Each record below should be repeated precisely as written.

⁂

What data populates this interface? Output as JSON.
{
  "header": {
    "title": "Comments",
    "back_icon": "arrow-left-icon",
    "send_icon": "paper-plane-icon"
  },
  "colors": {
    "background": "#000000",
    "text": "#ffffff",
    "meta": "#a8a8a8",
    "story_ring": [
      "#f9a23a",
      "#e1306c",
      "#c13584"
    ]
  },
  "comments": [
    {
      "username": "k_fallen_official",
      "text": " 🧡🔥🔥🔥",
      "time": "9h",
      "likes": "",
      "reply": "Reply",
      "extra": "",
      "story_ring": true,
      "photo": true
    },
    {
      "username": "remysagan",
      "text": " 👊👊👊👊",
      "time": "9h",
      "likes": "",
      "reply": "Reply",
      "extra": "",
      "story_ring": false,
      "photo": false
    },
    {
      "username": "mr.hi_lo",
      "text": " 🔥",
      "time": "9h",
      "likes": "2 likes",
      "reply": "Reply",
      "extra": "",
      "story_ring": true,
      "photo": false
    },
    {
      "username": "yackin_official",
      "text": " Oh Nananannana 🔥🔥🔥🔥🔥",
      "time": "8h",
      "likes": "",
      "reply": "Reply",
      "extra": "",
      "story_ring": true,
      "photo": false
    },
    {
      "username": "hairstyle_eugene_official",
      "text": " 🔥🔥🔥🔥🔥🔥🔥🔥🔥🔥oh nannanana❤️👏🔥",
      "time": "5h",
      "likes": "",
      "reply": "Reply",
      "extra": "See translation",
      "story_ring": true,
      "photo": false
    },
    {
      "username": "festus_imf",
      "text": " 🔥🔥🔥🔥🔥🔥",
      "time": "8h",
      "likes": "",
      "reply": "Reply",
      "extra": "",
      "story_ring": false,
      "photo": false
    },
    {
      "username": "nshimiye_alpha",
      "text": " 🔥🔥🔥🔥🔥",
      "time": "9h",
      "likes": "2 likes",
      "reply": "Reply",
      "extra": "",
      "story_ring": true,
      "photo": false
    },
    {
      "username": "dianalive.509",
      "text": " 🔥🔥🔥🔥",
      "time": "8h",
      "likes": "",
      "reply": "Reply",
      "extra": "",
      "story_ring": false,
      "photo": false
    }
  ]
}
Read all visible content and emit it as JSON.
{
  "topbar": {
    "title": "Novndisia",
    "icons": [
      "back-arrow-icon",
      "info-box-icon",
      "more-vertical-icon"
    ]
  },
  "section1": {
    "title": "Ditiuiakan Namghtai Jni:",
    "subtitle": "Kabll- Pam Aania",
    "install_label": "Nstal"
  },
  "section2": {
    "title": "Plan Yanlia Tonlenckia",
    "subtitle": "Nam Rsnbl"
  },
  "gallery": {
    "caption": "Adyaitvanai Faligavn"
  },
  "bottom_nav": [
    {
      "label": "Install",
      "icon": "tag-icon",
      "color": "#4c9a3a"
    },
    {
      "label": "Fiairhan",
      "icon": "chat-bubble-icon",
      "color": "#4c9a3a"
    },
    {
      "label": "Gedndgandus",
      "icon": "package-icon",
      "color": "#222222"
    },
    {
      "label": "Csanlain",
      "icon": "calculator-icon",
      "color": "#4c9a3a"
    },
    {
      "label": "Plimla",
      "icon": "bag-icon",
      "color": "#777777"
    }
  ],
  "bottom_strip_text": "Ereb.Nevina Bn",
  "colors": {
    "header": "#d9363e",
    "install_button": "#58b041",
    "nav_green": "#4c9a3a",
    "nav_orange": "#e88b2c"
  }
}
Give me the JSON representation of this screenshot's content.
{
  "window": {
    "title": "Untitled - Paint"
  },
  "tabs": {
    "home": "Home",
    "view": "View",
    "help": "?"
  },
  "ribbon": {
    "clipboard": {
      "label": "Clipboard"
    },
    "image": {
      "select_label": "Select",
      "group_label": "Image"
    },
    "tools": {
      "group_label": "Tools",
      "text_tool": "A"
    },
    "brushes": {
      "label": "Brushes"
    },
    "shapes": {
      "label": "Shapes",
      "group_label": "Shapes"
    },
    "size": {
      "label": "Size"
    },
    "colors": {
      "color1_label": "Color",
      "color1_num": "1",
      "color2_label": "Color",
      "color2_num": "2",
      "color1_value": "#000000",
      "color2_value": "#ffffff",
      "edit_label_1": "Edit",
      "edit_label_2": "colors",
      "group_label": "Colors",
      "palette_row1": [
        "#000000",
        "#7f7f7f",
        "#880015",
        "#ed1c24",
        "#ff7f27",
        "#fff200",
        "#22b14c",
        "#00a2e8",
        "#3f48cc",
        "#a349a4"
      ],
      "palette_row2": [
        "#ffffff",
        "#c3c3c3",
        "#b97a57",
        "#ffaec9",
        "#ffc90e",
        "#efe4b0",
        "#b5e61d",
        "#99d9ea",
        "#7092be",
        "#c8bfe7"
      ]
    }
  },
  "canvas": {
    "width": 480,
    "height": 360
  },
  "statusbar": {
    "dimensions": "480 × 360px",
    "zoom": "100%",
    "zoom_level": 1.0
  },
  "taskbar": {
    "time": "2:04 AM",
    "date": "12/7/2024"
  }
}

⁂

Correct result:
What data populates this interface? Output as JSON.
{
  "header": {
    "title": "Comments",
    "back_icon": "arrow-left-icon",
    "send_icon": "paper-plane-icon"
  },
  "colors": {
    "background": "#000000",
    "text": "#ffffff",
    "meta": "#a8a8a8",
    "story_ring": [
      "#f9a23a",
      "#e1306c",
      "#c13584"
    ]
  },
  "comments": [
    {
      "username": "k_fallen_official",
      "text": " 🧡🔥🔥🔥",
      "time": "9h",
      "likes": "",
      "reply": "Reply",
      "extra": "",
      "story_ring": true,
      "photo": true
    },
    {
      "username": "remysagan",
      "text": " 👊👊👊👊",
      "time": "9h",
      "likes": "",
      "reply": "Reply",
      "extra": "",
      "story_ring": false,
      "photo": false
    },
    {
      "username": "mr.hi_lo",
      "text": " 🔥",
      "time": "9h",
      "likes": "2 likes",
      "reply": "Reply",
      "extra": "",
      "story_ring": true,
      "photo": false
    },
    {
      "username": "yackin_official",
      "text": " Oh Nananannana 🔥🔥🔥🔥🔥",
      "time": "8h",
      "likes": "",
      "reply": "Reply",
      "extra": "",
      "story_ring": true,
      "photo": false
    },
    {
      "username": "hairstyle_eugene_official",
      "text": " 🔥🔥🔥🔥🔥🔥🔥🔥🔥🔥oh nannanana❤️👏🔥",
      "time": "5h",
      "likes": "",
      "reply": "Reply",
      "extra": "See translation",
      "story_ring": true,
      "photo": false
    },
    {
      "username": "festus_imf",
      "text": " 🔥🔥🔥🔥🔥🔥",
      "time": "8h",
      "likes": "",
      "reply": "Reply",
      "extra": "",
      "story_ring": false,
      "photo": false
    },
    {
      "username": "nshimiye_alpha",
      "text": " 🔥🔥🔥🔥🔥",
      "time": "9h",
      "likes": "2 likes",
      "reply": "Reply",
      "extra": "",
      "story_ring": true,
      "photo": false
    },
    {
      "username": "dianalive.509",
      "text": " 🔥🔥🔥🔥",
      "time": "8h",
      "likes": "",
      "reply": "Reply",
      "extra": "",
      "story_ring": false,
      "photo": false
    }
  ]
}
Read all visible content and emit it as JSON.
{
  "topbar": {
    "title": "Novndisia",
    "icons": [
      "back-arrow-icon",
      "info-box-icon",
      "more-vertical-icon"
    ]
  },
  "section1": {
    "title": "Ditiuiakan Namghtai Jni:",
    "subtitle": "Kabll- Pam Aania",
    "install_label": "Nstal"
  },
  "section2": {
    "title": "Plan Yanlia Tonlenckia",
    "subtitle": "Nam Rsnbl"
  },
  "gallery": {
    "caption": "Adyaitvanai Faligavn"
  },
  "bottom_nav": [
    {
      "label": "Install",
      "icon": "tag-icon",
      "color": "#4c9a3a"
    },
    {
      "label": "Fiairhan",
      "icon": "chat-bubble-icon",
      "color": "#4c9a3a"
    },
    {
      "label": "Gedndgandus",
      "icon": "package-icon",
      "color": "#222222"
    },
    {
      "label": "Csanlain",
      "icon": "calculator-icon",
      "color": "#4c9a3a"
    },
    {
      "label": "Plimla",
      "icon": "bag-icon",
      "color": "#777777"
    }
  ],
  "bottom_strip_text": "Ereb.Nevina Bn",
  "colors": {
    "header": "#d9363e",
    "install_button": "#58b041",
    "nav_green": "#4c9a3a",
    "nav_orange": "#e88b2c"
  }
}
Give me the JSON representation of this screenshot's content.
{
  "window": {
    "title": "Untitled - Paint"
  },
  "tabs": {
    "home": "Home",
    "view": "View",
    "help": "?"
  },
  "ribbon": {
    "clipboard": {
      "label": "Clipboard"
    },
    "image": {
      "select_label": "Select",
      "group_label": "Image"
    },
    "tools": {
      "group_label": "Tools",
      "text_tool": "A"
    },
    "brushes": {
      "label": "Brushes"
    },
    "shapes": {
      "label": "Shapes",
      "group_label": "Shapes"
    },
    "size": {
      "label": "Size"
    },
    "colors": {
      "color1_label": "Color",
      "color1_num": "1",
      "color2_label": "Color",
      "color2_num": "2",
      "color1_value": "#000000",
      "color2_value": "#ffffff",
      "edit_label_1": "Edit",
      "edit_label_2": "colors",
      "group_label": "Colors",
      "palette_row1": [
        "#000000",
        "#7f7f7f",
        "#880015",
        "#ed1c24",
        "#ff7f27",
        "#fff200",
        "#22b14c",
        "#00a2e8",
        "#3f48cc",
        "#a349a4"
      ],
      "palette_row2": [
        "#ffffff",
        "#c3c3c3",
        "#b97a57",
        "#ffaec9",
        "#ffc90e",
        "#efe4b0",
        "#b5e61d",
        "#99d9ea",
        "#7092be",
        "#c8bfe7"
      ]
    }
  },
  "canvas": {
    "width": 480,
    "height": 360
  },
  "statusbar": {
    "dimensions": "480 × 360px",
    "zoom": "100%",
    "zoom_level": 1.0
  },
  "taskbar": {
    "time": "2:04 AM",
    "date": "12/7/2024"
  }
}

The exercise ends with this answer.